**Goal**
Restate the data exactly as given and keep the pictures out.

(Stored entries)

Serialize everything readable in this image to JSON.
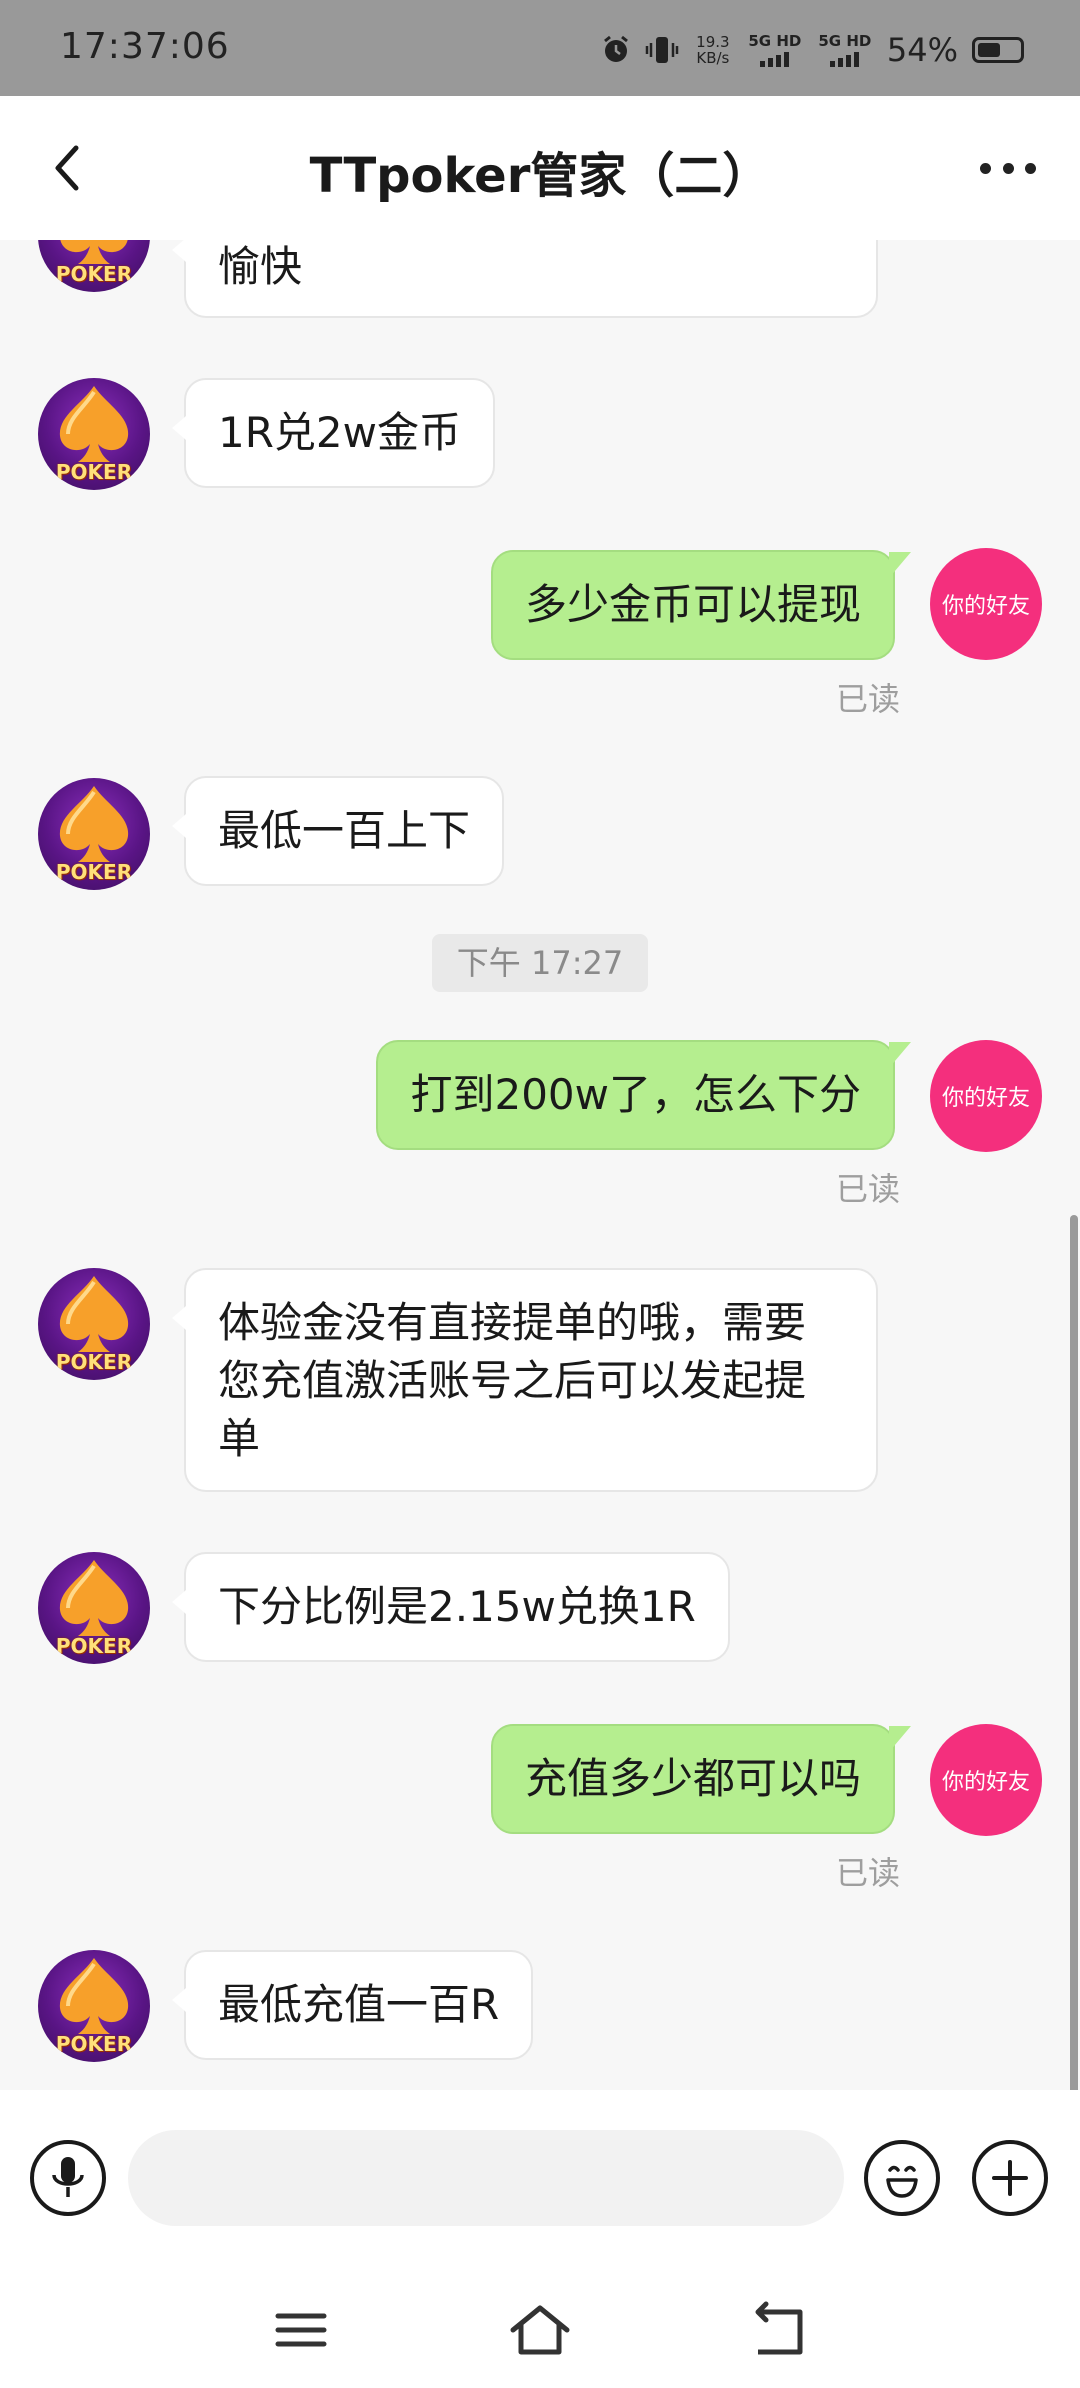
{
  "status_bar": {
    "time": "17:37:06",
    "net_speed_value": "19.3",
    "net_speed_unit": "KB/s",
    "sim1_label": "5G HD",
    "sim2_label": "5G HD",
    "battery_percent": "54%",
    "battery_level": 0.54,
    "icons": [
      "alarm-icon",
      "vibrate-icon"
    ]
  },
  "header": {
    "title": "TTpoker管家（二）",
    "back_icon": "chevron-left-icon",
    "more_icon": "more-dots-icon"
  },
  "chat": {
    "messages": [
      {
        "side": "left",
        "text": "愉快",
        "avatar_text": "POKER"
      },
      {
        "side": "left",
        "text": "1R兑2w金币",
        "avatar_text": "POKER"
      },
      {
        "side": "right",
        "text": "多少金币可以提现",
        "avatar_text": "你的好友",
        "status": "已读"
      },
      {
        "side": "left",
        "text": "最低一百上下",
        "avatar_text": "POKER"
      },
      {
        "side": "time",
        "text": "下午 17:27"
      },
      {
        "side": "right",
        "text": "打到200w了，怎么下分",
        "avatar_text": "你的好友",
        "status": "已读"
      },
      {
        "side": "left",
        "text": "体验金没有直接提单的哦，需要您充值激活账号之后可以发起提单",
        "avatar_text": "POKER"
      },
      {
        "side": "left",
        "text": "下分比例是2.15w兑换1R",
        "avatar_text": "POKER"
      },
      {
        "side": "right",
        "text": "充值多少都可以吗",
        "avatar_text": "你的好友",
        "status": "已读"
      },
      {
        "side": "left",
        "text": "最低充值一百R",
        "avatar_text": "POKER"
      }
    ]
  },
  "input_bar": {
    "value": "",
    "placeholder": "",
    "voice_icon": "microphone-icon",
    "emoji_icon": "emoji-icon",
    "plus_icon": "plus-icon"
  },
  "nav_bar": {
    "icons": [
      "menu-icon",
      "home-icon",
      "back-nav-icon"
    ]
  },
  "colors": {
    "status_bar": "#999999",
    "outgoing_bubble": "#b5ee8f",
    "friend_avatar": "#f42f7d",
    "poker_avatar": "#5a1586"
  }
}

**Output below**
Serialize everything readable in this image to JSON.
{
  "status_bar": {
    "time": "17:37:06",
    "net_speed_value": "19.3",
    "net_speed_unit": "KB/s",
    "sim1_label": "5G HD",
    "sim2_label": "5G HD",
    "battery_percent": "54%",
    "battery_level": 0.54,
    "icons": [
      "alarm-icon",
      "vibrate-icon"
    ]
  },
  "header": {
    "title": "TTpoker管家（二）",
    "back_icon": "chevron-left-icon",
    "more_icon": "more-dots-icon"
  },
  "chat": {
    "messages": [
      {
        "side": "left",
        "text": "愉快",
        "avatar_text": "POKER"
      },
      {
        "side": "left",
        "text": "1R兑2w金币",
        "avatar_text": "POKER"
      },
      {
        "side": "right",
        "text": "多少金币可以提现",
        "avatar_text": "你的好友",
        "status": "已读"
      },
      {
        "side": "left",
        "text": "最低一百上下",
        "avatar_text": "POKER"
      },
      {
        "side": "time",
        "text": "下午 17:27"
      },
      {
        "side": "right",
        "text": "打到200w了，怎么下分",
        "avatar_text": "你的好友",
        "status": "已读"
      },
      {
        "side": "left",
        "text": "体验金没有直接提单的哦，需要您充值激活账号之后可以发起提单",
        "avatar_text": "POKER"
      },
      {
        "side": "left",
        "text": "下分比例是2.15w兑换1R",
        "avatar_text": "POKER"
      },
      {
        "side": "right",
        "text": "充值多少都可以吗",
        "avatar_text": "你的好友",
        "status": "已读"
      },
      {
        "side": "left",
        "text": "最低充值一百R",
        "avatar_text": "POKER"
      }
    ]
  },
  "input_bar": {
    "value": "",
    "placeholder": "",
    "voice_icon": "microphone-icon",
    "emoji_icon": "emoji-icon",
    "plus_icon": "plus-icon"
  },
  "nav_bar": {
    "icons": [
      "menu-icon",
      "home-icon",
      "back-nav-icon"
    ]
  },
  "colors": {
    "status_bar": "#999999",
    "outgoing_bubble": "#b5ee8f",
    "friend_avatar": "#f42f7d",
    "poker_avatar": "#5a1586"
  }
}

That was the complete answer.